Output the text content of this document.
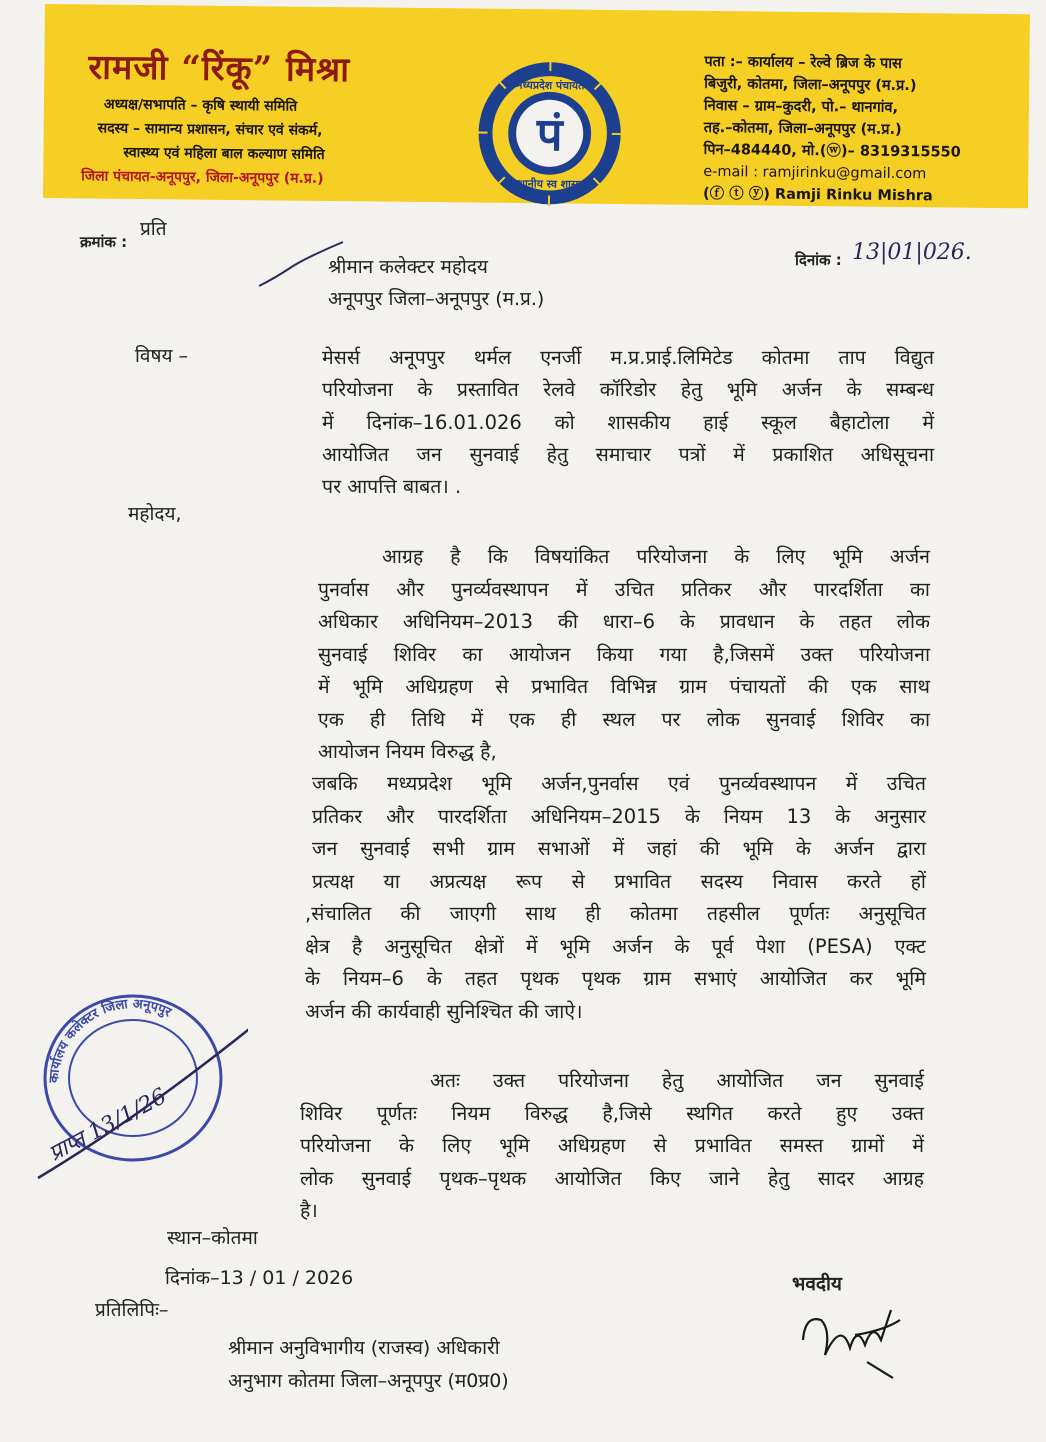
रामजी “रिंकू” मिश्रा
अध्यक्ष/सभापति – कृषि स्थायी समिति
सदस्य – सामान्य प्रशासन, संचार एवं संकर्म,
स्वास्थ्य एवं महिला बाल कल्याण समिति
जिला पंचायत-अनूपपुर, जिला-अनूपपुर (म.प्र.)
पं
मध्यप्रदेश पंचायत
स्थानीय स्व शासन
पता :– कार्यालय – रेल्वे ब्रिज के पास
बिजुरी, कोतमा, जिला–अनूपपुर (म.प्र.)
निवास – ग्राम–कुदरी, पो.– थानगांव,
तह.–कोतमा, जिला–अनूपपुर (म.प्र.)
पिन–484440, मो.(ⓦ)– 8319315550
e-mail : ramjirinku@gmail.com
(ⓕ ⓣ ⓨ) Ramji Rinku Mishra
क्रमांक :
प्रति
दिनांक : 13|01|026.
श्रीमान कलेक्टर महोदय
अनूपपुर जिला–अनूपपुर (म.प्र.)
विषय –	मेसर्स अनूपपुर थर्मल एनर्जी म.प्र.प्राई.लिमिटेड कोतमा ताप विद्युत
परियोजना के प्रस्तावित रेलवे कॉरिडोर हेतु भूमि अर्जन के सम्बन्ध
में दिनांक–16.01.026 को शासकीय हाई स्कूल बैहाटोला में
आयोजित जन सुनवाई हेतु समाचार पत्रों में प्रकाशित अधिसूचना
पर आपत्ति बाबत। .
महोदय,
आग्रह है कि विषयांकित परियोजना के लिए भूमि अर्जन
पुनर्वास और पुनर्व्यवस्थापन में उचित प्रतिकर और पारदर्शिता का
अधिकार अधिनियम–2013 की धारा–6 के प्रावधान के तहत लोक
सुनवाई शिविर का आयोजन किया गया है,जिसमें उक्त परियोजना
में भूमि अधिग्रहण से प्रभावित विभिन्न ग्राम पंचायतों की एक साथ
एक ही तिथि में एक ही स्थल पर लोक सुनवाई शिविर का
आयोजन नियम विरुद्ध है,
जबकि मध्यप्रदेश भूमि अर्जन,पुनर्वास एवं पुनर्व्यवस्थापन में उचित
प्रतिकर और पारदर्शिता अधिनियम–2015 के नियम 13 के अनुसार
जन सुनवाई सभी ग्राम सभाओं में जहां की भूमि के अर्जन द्वारा
प्रत्यक्ष या अप्रत्यक्ष रूप से प्रभावित सदस्य निवास करते हों
,संचालित की जाएगी साथ ही कोतमा तहसील पूर्णतः अनुसूचित
क्षेत्र है अनुसूचित क्षेत्रों में भूमि अर्जन के पूर्व पेशा (PESA) एक्ट
के नियम–6 के तहत पृथक पृथक ग्राम सभाएं आयोजित कर भूमि
अर्जन की कार्यवाही सुनिश्चित की जाऐ।
अतः उक्त परियोजना हेतु आयोजित जन सुनवाई
शिविर पूर्णतः नियम विरुद्ध है,जिसे स्थगित करते हुए उक्त
परियोजना के लिए भूमि अधिग्रहण से प्रभावित समस्त ग्रामों में
लोक सुनवाई पृथक–पृथक आयोजित किए जाने हेतु सादर आग्रह
है।
स्थान–कोतमा
दिनांक–13 / 01 / 2026	भवदीय
प्रतिलिपिः–
श्रीमान अनुविभागीय (राजस्व) अधिकारी
अनुभाग कोतमा जिला–अनूपपुर (म0प्र0)
कार्यालय कलेक्टर जिला अनूपपुर
प्राप्त 13/1/26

### To do
Leave out the pictures and restate everything else word for word.

### The response
Output the text content of this document.
रामजी “रिंकू” मिश्रा
अध्यक्ष/सभापति – कृषि स्थायी समिति
सदस्य – सामान्य प्रशासन, संचार एवं संकर्म,
स्वास्थ्य एवं महिला बाल कल्याण समिति
जिला पंचायत-अनूपपुर, जिला-अनूपपुर (म.प्र.)
पं
मध्यप्रदेश पंचायत
स्थानीय स्व शासन
पता :– कार्यालय – रेल्वे ब्रिज के पास
बिजुरी, कोतमा, जिला–अनूपपुर (म.प्र.)
निवास – ग्राम–कुदरी, पो.– थानगांव,
तह.–कोतमा, जिला–अनूपपुर (म.प्र.)
पिन–484440, मो.(ⓦ)– 8319315550
e-mail : ramjirinku@gmail.com
(ⓕ ⓣ ⓨ) Ramji Rinku Mishra
क्रमांक :
प्रति
दिनांक : 13|01|026.
श्रीमान कलेक्टर महोदय
अनूपपुर जिला–अनूपपुर (म.प्र.)
विषय –	मेसर्स अनूपपुर थर्मल एनर्जी म.प्र.प्राई.लिमिटेड कोतमा ताप विद्युत
परियोजना के प्रस्तावित रेलवे कॉरिडोर हेतु भूमि अर्जन के सम्बन्ध
में दिनांक–16.01.026 को शासकीय हाई स्कूल बैहाटोला में
आयोजित जन सुनवाई हेतु समाचार पत्रों में प्रकाशित अधिसूचना
पर आपत्ति बाबत। .
महोदय,
आग्रह है कि विषयांकित परियोजना के लिए भूमि अर्जन
पुनर्वास और पुनर्व्यवस्थापन में उचित प्रतिकर और पारदर्शिता का
अधिकार अधिनियम–2013 की धारा–6 के प्रावधान के तहत लोक
सुनवाई शिविर का आयोजन किया गया है,जिसमें उक्त परियोजना
में भूमि अधिग्रहण से प्रभावित विभिन्न ग्राम पंचायतों की एक साथ
एक ही तिथि में एक ही स्थल पर लोक सुनवाई शिविर का
आयोजन नियम विरुद्ध है,
जबकि मध्यप्रदेश भूमि अर्जन,पुनर्वास एवं पुनर्व्यवस्थापन में उचित
प्रतिकर और पारदर्शिता अधिनियम–2015 के नियम 13 के अनुसार
जन सुनवाई सभी ग्राम सभाओं में जहां की भूमि के अर्जन द्वारा
प्रत्यक्ष या अप्रत्यक्ष रूप से प्रभावित सदस्य निवास करते हों
,संचालित की जाएगी साथ ही कोतमा तहसील पूर्णतः अनुसूचित
क्षेत्र है अनुसूचित क्षेत्रों में भूमि अर्जन के पूर्व पेशा (PESA) एक्ट
के नियम–6 के तहत पृथक पृथक ग्राम सभाएं आयोजित कर भूमि
अर्जन की कार्यवाही सुनिश्चित की जाऐ।
अतः उक्त परियोजना हेतु आयोजित जन सुनवाई
शिविर पूर्णतः नियम विरुद्ध है,जिसे स्थगित करते हुए उक्त
परियोजना के लिए भूमि अधिग्रहण से प्रभावित समस्त ग्रामों में
लोक सुनवाई पृथक–पृथक आयोजित किए जाने हेतु सादर आग्रह
है।
स्थान–कोतमा
दिनांक–13 / 01 / 2026	भवदीय
प्रतिलिपिः–
श्रीमान अनुविभागीय (राजस्व) अधिकारी
अनुभाग कोतमा जिला–अनूपपुर (म0प्र0)
कार्यालय कलेक्टर जिला अनूपपुर
प्राप्त 13/1/26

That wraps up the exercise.